**What you should do:**
Copy every record exactly, and keep the pictures out.

**Data for this exercise:**
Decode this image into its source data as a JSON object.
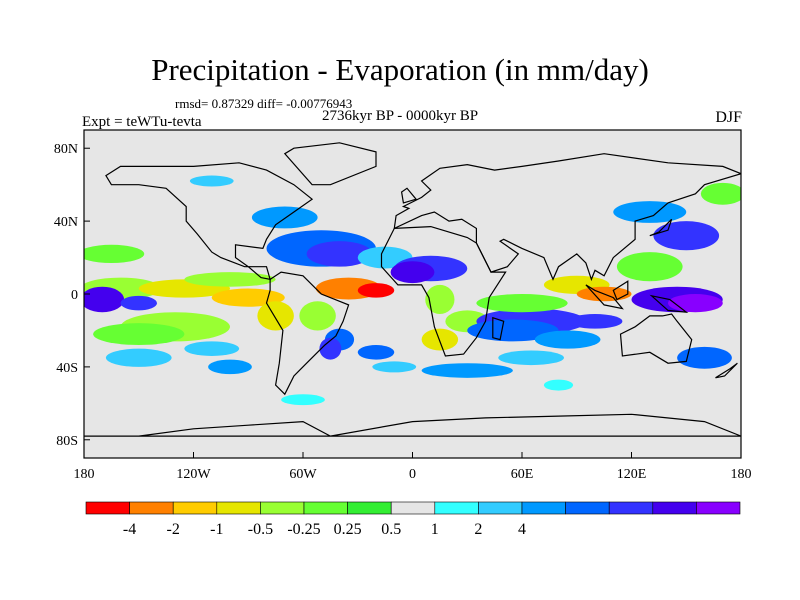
{
  "title": "Precipitation - Evaporation (in mm/day)",
  "stats": "rmsd= 0.87329 diff= -0.00776943",
  "period": "2736kyr BP - 0000kyr BP",
  "experiment": "Expt = teWTu-tevta",
  "season": "DJF",
  "map": {
    "projection": "cylindrical-equidistant",
    "lon_range": [
      -180,
      180
    ],
    "lat_range": [
      -90,
      90
    ],
    "land_color": "#e6e6e6",
    "coastline_color": "#000000",
    "lon_ticks": [
      {
        "value": -180,
        "label": "180"
      },
      {
        "value": -120,
        "label": "120W"
      },
      {
        "value": -60,
        "label": "60W"
      },
      {
        "value": 0,
        "label": "0"
      },
      {
        "value": 60,
        "label": "60E"
      },
      {
        "value": 120,
        "label": "120E"
      },
      {
        "value": 180,
        "label": "180"
      }
    ],
    "lat_ticks": [
      {
        "value": 80,
        "label": "80N"
      },
      {
        "value": 40,
        "label": "40N"
      },
      {
        "value": 0,
        "label": "0"
      },
      {
        "value": -40,
        "label": "40S"
      },
      {
        "value": -80,
        "label": "80S"
      }
    ]
  },
  "colorbar": {
    "colors": [
      "#ff0000",
      "#ff8000",
      "#ffcc00",
      "#e6e600",
      "#99ff33",
      "#66ff33",
      "#33ee33",
      "#e6e6e6",
      "#33ffff",
      "#33ccff",
      "#0099ff",
      "#0066ff",
      "#3333ff",
      "#4400ee",
      "#8800ff"
    ],
    "labels": [
      "-4",
      "-2",
      "-1",
      "-0.5",
      "-0.25",
      "0.25",
      "0.5",
      "1",
      "2",
      "4"
    ]
  },
  "icons": [
    "land-outline",
    "contour-shading"
  ]
}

**Worked solution:**
Decode this image into its source data as a JSON object.
{
  "title": "Precipitation - Evaporation (in mm/day)",
  "stats": "rmsd= 0.87329 diff= -0.00776943",
  "period": "2736kyr BP - 0000kyr BP",
  "experiment": "Expt = teWTu-tevta",
  "season": "DJF",
  "map": {
    "projection": "cylindrical-equidistant",
    "lon_range": [
      -180,
      180
    ],
    "lat_range": [
      -90,
      90
    ],
    "land_color": "#e6e6e6",
    "coastline_color": "#000000",
    "lon_ticks": [
      {
        "value": -180,
        "label": "180"
      },
      {
        "value": -120,
        "label": "120W"
      },
      {
        "value": -60,
        "label": "60W"
      },
      {
        "value": 0,
        "label": "0"
      },
      {
        "value": 60,
        "label": "60E"
      },
      {
        "value": 120,
        "label": "120E"
      },
      {
        "value": 180,
        "label": "180"
      }
    ],
    "lat_ticks": [
      {
        "value": 80,
        "label": "80N"
      },
      {
        "value": 40,
        "label": "40N"
      },
      {
        "value": 0,
        "label": "0"
      },
      {
        "value": -40,
        "label": "40S"
      },
      {
        "value": -80,
        "label": "80S"
      }
    ]
  },
  "colorbar": {
    "colors": [
      "#ff0000",
      "#ff8000",
      "#ffcc00",
      "#e6e600",
      "#99ff33",
      "#66ff33",
      "#33ee33",
      "#e6e6e6",
      "#33ffff",
      "#33ccff",
      "#0099ff",
      "#0066ff",
      "#3333ff",
      "#4400ee",
      "#8800ff"
    ],
    "labels": [
      "-4",
      "-2",
      "-1",
      "-0.5",
      "-0.25",
      "0.25",
      "0.5",
      "1",
      "2",
      "4"
    ]
  },
  "icons": [
    "land-outline",
    "contour-shading"
  ]
}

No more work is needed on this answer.